Task to carry out
Look through the records below and collect all lines that hold the string "ценам".

Supplied records
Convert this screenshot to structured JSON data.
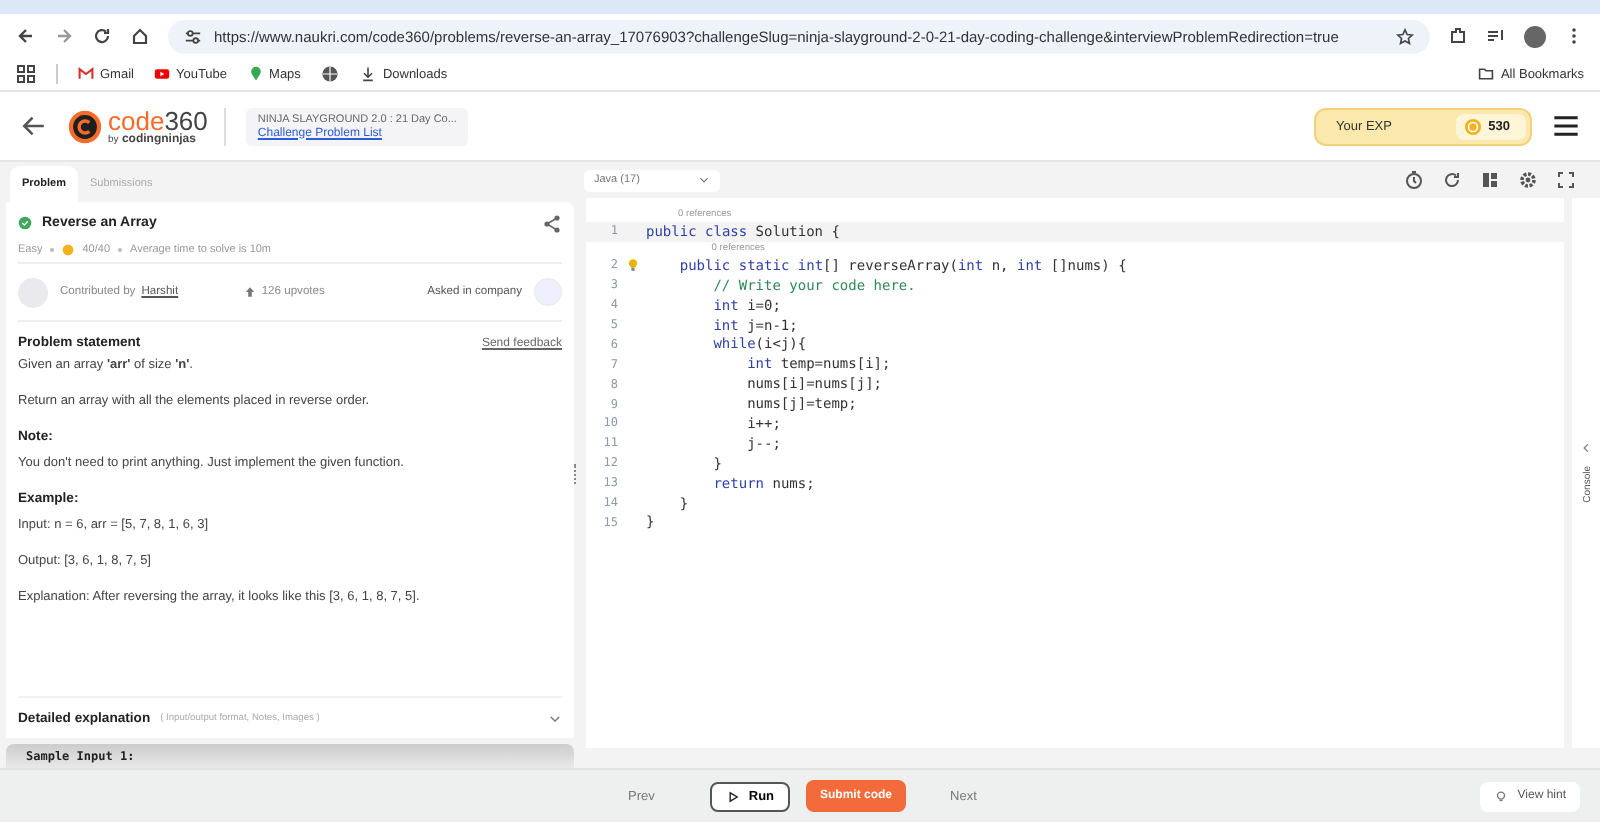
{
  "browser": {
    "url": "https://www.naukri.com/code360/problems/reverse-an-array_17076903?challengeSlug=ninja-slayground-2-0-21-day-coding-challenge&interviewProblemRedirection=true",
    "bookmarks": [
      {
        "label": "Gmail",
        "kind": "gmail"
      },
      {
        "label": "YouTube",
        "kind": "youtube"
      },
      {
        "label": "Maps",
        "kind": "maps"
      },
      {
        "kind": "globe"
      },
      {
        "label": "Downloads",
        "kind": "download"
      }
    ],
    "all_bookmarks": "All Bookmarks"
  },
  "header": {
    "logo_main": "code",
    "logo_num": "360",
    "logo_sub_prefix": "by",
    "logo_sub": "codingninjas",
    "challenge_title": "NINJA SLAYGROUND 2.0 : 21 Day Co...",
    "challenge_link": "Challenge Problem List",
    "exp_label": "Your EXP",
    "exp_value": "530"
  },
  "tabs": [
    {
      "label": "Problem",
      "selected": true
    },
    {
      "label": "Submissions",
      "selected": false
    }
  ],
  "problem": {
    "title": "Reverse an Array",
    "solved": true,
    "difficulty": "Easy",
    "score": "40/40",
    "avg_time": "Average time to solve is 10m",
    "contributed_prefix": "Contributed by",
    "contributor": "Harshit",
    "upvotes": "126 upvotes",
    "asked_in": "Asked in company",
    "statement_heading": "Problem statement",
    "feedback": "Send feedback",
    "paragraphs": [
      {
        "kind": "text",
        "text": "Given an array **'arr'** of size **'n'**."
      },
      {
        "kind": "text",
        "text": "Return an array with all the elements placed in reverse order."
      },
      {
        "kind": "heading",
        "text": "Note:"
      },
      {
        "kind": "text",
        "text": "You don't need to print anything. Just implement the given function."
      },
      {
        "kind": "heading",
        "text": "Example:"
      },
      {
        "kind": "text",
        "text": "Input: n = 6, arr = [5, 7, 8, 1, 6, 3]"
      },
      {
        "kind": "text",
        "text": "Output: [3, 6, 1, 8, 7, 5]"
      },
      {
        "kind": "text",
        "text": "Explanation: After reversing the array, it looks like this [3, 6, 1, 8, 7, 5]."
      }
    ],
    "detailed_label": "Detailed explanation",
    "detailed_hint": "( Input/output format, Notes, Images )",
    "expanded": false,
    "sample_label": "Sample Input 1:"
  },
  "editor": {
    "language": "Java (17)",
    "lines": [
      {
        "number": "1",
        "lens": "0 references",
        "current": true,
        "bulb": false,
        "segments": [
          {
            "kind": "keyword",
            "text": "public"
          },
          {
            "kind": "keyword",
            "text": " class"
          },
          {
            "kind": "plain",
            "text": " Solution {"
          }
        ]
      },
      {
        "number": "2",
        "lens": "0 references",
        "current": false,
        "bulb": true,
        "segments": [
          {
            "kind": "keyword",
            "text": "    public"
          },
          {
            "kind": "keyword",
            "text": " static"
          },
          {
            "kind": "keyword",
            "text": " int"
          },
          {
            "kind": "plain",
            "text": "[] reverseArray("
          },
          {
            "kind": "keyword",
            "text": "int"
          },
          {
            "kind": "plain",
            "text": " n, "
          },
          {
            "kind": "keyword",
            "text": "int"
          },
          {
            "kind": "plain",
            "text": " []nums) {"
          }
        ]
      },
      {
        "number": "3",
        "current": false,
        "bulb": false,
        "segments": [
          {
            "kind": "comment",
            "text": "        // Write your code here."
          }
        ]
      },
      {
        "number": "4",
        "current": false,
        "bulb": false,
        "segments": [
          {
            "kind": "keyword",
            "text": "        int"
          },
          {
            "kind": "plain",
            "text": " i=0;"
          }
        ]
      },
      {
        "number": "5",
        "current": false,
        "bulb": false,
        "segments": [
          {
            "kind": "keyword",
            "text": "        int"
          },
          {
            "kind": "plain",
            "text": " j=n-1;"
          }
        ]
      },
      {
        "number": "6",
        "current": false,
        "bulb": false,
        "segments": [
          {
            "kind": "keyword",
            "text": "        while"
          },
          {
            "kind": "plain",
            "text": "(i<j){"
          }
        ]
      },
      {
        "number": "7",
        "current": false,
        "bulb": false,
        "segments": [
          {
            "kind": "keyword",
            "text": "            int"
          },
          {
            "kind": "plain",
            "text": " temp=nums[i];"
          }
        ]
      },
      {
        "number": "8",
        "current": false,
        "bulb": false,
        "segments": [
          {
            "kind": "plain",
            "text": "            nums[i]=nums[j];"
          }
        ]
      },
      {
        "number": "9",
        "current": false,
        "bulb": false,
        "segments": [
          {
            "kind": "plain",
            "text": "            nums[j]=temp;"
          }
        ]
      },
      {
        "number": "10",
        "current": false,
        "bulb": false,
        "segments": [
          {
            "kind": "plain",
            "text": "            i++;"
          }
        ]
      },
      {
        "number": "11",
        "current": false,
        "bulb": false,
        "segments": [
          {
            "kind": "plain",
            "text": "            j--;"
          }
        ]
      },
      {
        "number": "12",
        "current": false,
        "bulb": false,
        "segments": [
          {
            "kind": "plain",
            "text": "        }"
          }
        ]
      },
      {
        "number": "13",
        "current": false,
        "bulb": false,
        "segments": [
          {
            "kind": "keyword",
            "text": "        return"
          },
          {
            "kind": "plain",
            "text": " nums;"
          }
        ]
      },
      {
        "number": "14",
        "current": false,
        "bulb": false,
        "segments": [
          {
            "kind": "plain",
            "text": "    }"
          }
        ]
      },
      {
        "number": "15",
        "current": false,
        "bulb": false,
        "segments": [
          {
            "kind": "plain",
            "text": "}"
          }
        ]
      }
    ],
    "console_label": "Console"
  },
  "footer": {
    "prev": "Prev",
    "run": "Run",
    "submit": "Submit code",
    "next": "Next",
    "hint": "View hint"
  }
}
==
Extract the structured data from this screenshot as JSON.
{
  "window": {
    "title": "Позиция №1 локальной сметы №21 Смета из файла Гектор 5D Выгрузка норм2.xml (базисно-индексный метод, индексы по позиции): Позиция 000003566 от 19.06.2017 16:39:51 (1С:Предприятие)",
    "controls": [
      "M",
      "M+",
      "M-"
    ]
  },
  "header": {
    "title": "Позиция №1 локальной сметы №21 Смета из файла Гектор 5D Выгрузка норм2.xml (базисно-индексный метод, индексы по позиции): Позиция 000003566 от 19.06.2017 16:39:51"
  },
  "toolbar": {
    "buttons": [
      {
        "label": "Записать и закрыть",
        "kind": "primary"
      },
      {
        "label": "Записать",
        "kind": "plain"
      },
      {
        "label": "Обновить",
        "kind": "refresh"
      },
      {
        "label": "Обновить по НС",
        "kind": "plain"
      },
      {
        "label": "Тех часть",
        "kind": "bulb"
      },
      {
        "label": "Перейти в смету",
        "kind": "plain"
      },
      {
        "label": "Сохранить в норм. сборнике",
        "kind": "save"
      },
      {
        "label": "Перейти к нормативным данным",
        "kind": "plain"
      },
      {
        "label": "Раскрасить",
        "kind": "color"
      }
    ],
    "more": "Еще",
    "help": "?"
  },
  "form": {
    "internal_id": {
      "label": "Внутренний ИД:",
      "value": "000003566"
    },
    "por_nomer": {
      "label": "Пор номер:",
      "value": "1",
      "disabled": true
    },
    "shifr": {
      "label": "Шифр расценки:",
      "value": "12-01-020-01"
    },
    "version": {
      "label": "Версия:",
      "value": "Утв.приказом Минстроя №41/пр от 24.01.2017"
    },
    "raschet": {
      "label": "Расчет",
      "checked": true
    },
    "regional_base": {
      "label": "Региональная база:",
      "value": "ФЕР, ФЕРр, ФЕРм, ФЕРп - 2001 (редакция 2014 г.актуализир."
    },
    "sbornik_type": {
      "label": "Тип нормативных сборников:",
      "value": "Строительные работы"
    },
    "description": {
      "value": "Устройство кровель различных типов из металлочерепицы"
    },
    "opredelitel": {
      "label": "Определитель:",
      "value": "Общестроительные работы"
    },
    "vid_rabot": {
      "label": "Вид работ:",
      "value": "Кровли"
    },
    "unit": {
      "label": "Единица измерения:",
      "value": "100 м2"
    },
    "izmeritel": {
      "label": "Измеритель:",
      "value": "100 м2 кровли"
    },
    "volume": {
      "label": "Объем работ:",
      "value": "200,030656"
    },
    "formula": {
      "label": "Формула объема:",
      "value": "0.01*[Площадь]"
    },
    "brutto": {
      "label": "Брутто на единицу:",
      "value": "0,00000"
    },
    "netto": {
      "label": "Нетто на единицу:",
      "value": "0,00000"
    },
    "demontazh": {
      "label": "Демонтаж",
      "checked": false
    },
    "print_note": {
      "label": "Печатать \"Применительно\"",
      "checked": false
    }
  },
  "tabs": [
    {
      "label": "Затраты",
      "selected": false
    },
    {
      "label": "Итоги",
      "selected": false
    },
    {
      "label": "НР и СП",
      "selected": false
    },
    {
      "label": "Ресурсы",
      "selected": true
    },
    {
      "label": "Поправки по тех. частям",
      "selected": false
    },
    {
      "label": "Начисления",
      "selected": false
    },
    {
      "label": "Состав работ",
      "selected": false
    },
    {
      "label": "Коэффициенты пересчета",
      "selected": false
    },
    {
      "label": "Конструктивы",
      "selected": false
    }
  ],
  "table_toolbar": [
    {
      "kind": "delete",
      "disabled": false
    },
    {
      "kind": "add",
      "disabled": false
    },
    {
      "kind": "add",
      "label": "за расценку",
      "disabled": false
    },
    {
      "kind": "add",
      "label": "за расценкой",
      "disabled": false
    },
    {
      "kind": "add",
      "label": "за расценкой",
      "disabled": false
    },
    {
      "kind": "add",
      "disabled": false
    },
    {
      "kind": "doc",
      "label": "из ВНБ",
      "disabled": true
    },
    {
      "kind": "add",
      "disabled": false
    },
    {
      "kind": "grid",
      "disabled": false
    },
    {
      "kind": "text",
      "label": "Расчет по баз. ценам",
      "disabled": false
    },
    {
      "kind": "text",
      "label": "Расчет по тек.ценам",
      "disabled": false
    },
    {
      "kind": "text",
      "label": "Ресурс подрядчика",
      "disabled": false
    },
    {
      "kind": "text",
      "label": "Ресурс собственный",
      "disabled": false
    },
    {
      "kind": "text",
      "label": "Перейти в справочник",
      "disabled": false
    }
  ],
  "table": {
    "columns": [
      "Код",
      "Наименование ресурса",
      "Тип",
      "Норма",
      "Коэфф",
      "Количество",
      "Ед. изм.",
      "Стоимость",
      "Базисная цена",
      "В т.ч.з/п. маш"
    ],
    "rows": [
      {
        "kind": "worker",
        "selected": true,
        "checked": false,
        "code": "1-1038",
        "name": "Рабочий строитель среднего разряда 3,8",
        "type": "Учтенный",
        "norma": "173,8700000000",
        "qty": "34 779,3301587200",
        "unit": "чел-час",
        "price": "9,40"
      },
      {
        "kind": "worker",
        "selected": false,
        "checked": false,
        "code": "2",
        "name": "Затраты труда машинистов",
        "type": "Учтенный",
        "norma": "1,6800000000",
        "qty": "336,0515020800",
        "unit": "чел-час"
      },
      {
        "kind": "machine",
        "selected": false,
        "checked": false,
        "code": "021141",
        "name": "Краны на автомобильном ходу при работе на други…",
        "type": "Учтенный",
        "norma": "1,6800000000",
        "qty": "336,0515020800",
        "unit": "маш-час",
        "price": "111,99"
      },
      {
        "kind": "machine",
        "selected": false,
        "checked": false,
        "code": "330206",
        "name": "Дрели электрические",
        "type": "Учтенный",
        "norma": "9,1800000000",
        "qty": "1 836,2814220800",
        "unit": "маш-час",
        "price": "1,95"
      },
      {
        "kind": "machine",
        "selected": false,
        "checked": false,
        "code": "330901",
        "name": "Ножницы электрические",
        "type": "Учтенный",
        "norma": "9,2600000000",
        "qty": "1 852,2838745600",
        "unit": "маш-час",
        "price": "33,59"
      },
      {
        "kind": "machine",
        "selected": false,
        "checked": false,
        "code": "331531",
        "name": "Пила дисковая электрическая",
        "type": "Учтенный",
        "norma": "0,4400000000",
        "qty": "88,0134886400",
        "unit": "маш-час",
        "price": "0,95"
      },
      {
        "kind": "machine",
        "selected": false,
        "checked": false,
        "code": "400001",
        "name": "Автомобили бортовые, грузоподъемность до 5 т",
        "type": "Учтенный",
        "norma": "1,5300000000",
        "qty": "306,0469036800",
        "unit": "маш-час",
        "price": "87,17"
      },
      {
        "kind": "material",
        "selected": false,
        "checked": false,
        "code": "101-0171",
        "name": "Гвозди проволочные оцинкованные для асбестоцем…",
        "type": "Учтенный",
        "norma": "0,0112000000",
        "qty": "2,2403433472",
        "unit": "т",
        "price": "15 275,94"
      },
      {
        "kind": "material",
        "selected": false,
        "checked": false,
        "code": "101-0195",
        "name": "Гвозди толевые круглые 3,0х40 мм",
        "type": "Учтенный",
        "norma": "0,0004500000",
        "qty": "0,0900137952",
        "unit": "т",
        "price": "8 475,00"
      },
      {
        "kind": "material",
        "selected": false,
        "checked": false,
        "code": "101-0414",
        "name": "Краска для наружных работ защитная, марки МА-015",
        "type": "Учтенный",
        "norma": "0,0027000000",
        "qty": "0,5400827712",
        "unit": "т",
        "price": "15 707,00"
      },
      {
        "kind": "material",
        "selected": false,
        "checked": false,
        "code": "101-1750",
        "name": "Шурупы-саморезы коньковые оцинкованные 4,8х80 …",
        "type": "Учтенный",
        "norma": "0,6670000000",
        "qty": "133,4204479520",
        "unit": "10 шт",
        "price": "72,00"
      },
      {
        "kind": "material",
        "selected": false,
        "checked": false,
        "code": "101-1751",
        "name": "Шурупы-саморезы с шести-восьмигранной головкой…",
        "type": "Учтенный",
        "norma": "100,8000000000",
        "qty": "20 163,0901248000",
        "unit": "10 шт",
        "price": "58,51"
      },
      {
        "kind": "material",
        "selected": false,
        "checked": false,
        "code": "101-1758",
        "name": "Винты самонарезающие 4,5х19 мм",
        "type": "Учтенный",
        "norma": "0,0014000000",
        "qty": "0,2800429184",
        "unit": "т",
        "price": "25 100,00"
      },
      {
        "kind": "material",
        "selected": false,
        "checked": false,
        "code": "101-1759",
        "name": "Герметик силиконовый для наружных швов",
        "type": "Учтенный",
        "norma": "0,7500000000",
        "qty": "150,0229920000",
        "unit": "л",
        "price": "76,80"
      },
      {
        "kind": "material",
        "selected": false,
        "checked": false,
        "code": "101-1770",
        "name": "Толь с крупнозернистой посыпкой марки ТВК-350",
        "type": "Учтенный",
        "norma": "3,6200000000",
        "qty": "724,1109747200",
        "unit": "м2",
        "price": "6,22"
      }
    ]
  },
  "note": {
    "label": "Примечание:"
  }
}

Answer for the task
      "label": "Расчет по баз. ценам",
      "label": "Расчет по тек.ценам",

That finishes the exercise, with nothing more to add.